## ARBEITSANWEISUNG:
Geben Sie den Abschnitt der Forumsdiskussion zum Stör von „## Wuzzel (11.“ bis „Fragen besser beantworten.“ erneut wieder und tauschen Sie dabei „Fragen“ gegen „Anliegen“ aus.

## AUSGEWÄHLTER TEXTAUSZUG:
---*---

# stör



## sonja36 (11. Mai 2008)

ich muß nochmal nerven  !!! ich möchte in den großen teich ca.17000 l ( 1,5 tief ) einen stör setzen ( sind forellen drinne ) wo bekommt man/frau die ??? und wie groß sollten die beim kauf schon sein ????

lg sonja


----------



## Wuzzel (11. Mai 2008)

*AW: stör*

Hallo Sonja, 

es wäre vielleicht nicht schlecht, wenn Du mal Deinen Teich vorstellst , dann kann man Dir Deine Fragen besser beantworten.
17000 liter halte ich für __ Störe sehr an der Grenze. Gut ist das für den Stör nur, wenn er lange Bahnen schwimmen kann, also Dein Teich eher langgezogen ist. 
Bevor man Störe in den Teich setzt sollte man sich vergegenwärtigen, wo so ein Stör in freier Natur vorkommt und sich dann die Frage beantworten ob man ihm einen ähnlichen Lebensraum auch im Teich bieten kann.

---*---

(In einem Datensatz aufgeführte Einträge)

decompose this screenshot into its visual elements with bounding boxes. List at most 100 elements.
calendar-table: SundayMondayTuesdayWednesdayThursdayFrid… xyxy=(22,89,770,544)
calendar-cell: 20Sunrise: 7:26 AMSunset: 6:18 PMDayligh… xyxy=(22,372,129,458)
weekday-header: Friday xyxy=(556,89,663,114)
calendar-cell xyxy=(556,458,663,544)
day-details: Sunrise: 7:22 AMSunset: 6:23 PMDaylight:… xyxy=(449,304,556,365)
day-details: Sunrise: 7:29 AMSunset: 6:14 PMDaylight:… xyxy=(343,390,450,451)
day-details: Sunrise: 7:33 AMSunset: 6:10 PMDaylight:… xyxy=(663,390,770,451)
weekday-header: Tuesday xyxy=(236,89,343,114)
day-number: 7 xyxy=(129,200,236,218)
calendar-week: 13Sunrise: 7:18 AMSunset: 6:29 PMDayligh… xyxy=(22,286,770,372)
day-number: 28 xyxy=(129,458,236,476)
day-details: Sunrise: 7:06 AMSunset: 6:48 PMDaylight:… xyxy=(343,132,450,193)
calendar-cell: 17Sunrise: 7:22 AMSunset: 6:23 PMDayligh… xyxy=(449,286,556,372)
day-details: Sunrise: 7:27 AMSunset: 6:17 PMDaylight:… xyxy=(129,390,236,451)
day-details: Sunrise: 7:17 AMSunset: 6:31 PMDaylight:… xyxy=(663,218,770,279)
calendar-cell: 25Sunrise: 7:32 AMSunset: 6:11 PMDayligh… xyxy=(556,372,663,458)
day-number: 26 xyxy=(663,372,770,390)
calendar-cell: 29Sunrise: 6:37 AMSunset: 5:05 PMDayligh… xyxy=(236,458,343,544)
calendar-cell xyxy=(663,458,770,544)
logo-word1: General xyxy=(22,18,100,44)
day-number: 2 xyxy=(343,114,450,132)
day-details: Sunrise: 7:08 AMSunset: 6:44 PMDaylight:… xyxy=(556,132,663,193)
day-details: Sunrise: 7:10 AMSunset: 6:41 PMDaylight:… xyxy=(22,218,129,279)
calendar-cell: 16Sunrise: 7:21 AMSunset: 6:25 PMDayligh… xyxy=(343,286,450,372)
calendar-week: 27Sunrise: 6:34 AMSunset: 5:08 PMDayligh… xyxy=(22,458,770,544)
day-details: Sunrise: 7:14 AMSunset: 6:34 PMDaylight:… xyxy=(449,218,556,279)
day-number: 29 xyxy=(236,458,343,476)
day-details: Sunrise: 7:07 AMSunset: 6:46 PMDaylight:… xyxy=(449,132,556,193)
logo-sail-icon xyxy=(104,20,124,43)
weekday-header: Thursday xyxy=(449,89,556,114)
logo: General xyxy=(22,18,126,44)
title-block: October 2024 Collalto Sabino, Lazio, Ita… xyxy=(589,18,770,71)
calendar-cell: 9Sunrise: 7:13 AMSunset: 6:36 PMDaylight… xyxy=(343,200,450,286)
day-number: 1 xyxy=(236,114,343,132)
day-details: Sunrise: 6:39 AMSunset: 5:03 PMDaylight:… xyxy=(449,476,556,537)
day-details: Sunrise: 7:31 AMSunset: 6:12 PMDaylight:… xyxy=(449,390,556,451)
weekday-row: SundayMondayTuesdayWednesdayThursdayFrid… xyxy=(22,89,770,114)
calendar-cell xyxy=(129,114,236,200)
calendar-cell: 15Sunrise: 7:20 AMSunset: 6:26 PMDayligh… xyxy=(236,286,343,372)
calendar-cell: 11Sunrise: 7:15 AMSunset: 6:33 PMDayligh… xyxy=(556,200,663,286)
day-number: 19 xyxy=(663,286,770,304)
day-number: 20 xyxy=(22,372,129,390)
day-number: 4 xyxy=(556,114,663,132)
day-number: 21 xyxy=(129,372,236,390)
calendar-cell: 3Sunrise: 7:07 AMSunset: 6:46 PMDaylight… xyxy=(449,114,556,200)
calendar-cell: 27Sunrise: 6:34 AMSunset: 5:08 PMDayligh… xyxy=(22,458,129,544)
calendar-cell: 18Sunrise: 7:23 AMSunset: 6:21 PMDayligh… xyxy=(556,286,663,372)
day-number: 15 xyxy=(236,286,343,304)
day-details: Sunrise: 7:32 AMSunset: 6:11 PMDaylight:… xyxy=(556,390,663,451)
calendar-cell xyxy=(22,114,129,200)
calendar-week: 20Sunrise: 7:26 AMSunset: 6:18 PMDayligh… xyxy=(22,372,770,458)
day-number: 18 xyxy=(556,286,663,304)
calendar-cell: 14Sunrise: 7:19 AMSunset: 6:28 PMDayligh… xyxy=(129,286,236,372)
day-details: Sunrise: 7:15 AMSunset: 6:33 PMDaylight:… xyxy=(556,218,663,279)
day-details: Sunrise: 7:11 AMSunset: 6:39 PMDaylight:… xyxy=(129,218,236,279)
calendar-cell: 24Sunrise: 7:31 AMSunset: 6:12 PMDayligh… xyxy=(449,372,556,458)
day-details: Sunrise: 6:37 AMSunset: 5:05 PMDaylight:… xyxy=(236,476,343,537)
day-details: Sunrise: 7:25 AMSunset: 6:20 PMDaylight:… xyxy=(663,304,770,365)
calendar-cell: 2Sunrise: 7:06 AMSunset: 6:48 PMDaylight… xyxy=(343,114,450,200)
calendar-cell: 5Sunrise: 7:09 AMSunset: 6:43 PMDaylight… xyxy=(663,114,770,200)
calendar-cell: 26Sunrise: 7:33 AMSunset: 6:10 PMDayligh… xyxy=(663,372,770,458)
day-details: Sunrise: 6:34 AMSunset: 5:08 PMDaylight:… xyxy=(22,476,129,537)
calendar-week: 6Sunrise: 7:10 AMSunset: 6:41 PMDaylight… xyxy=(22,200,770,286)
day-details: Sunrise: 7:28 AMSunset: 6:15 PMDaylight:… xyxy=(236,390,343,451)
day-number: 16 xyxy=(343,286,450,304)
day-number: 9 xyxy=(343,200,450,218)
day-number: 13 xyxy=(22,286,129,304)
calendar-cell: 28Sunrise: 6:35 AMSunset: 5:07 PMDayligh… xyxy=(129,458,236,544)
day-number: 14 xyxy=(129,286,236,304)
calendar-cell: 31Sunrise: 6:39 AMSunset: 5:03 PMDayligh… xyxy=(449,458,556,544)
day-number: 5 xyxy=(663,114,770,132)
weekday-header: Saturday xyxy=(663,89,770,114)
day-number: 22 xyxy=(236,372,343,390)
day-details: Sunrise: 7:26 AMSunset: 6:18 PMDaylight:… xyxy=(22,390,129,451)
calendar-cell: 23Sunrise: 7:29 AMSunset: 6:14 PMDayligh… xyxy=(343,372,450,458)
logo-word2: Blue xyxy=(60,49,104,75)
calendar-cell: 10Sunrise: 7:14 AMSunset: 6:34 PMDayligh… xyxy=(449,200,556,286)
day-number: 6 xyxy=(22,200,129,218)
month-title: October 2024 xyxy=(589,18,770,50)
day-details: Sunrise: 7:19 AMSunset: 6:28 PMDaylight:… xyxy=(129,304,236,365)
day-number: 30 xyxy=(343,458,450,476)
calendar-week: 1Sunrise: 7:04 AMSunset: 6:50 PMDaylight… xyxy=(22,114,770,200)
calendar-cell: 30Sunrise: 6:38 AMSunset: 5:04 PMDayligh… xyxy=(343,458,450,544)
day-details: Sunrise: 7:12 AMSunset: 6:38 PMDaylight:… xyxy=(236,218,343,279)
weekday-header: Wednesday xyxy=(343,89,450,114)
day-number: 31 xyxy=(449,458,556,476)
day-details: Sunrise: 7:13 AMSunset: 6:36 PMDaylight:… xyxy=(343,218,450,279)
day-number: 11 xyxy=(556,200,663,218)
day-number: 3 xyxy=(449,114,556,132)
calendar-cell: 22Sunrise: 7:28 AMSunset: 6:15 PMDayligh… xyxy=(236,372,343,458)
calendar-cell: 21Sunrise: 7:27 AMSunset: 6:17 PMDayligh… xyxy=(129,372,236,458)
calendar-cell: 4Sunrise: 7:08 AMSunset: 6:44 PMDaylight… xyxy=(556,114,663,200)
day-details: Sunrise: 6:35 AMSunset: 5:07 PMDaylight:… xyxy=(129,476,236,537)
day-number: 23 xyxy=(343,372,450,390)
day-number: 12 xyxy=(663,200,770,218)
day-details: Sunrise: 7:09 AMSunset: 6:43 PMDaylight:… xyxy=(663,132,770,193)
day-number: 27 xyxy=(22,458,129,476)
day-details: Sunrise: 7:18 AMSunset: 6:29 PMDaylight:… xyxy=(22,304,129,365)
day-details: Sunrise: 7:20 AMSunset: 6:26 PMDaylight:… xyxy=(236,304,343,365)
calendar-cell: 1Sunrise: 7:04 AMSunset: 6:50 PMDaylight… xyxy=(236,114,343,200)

---*---

## SCHRIFTLICHE LÖSUNG:
## Wuzzel (11. Mai 2008)

*AW: stör*

Hallo Sonja, 

es wäre vielleicht nicht schlecht, wenn Du mal Deinen Teich vorstellst , dann kann man Dir Deine Anliegen besser beantworten.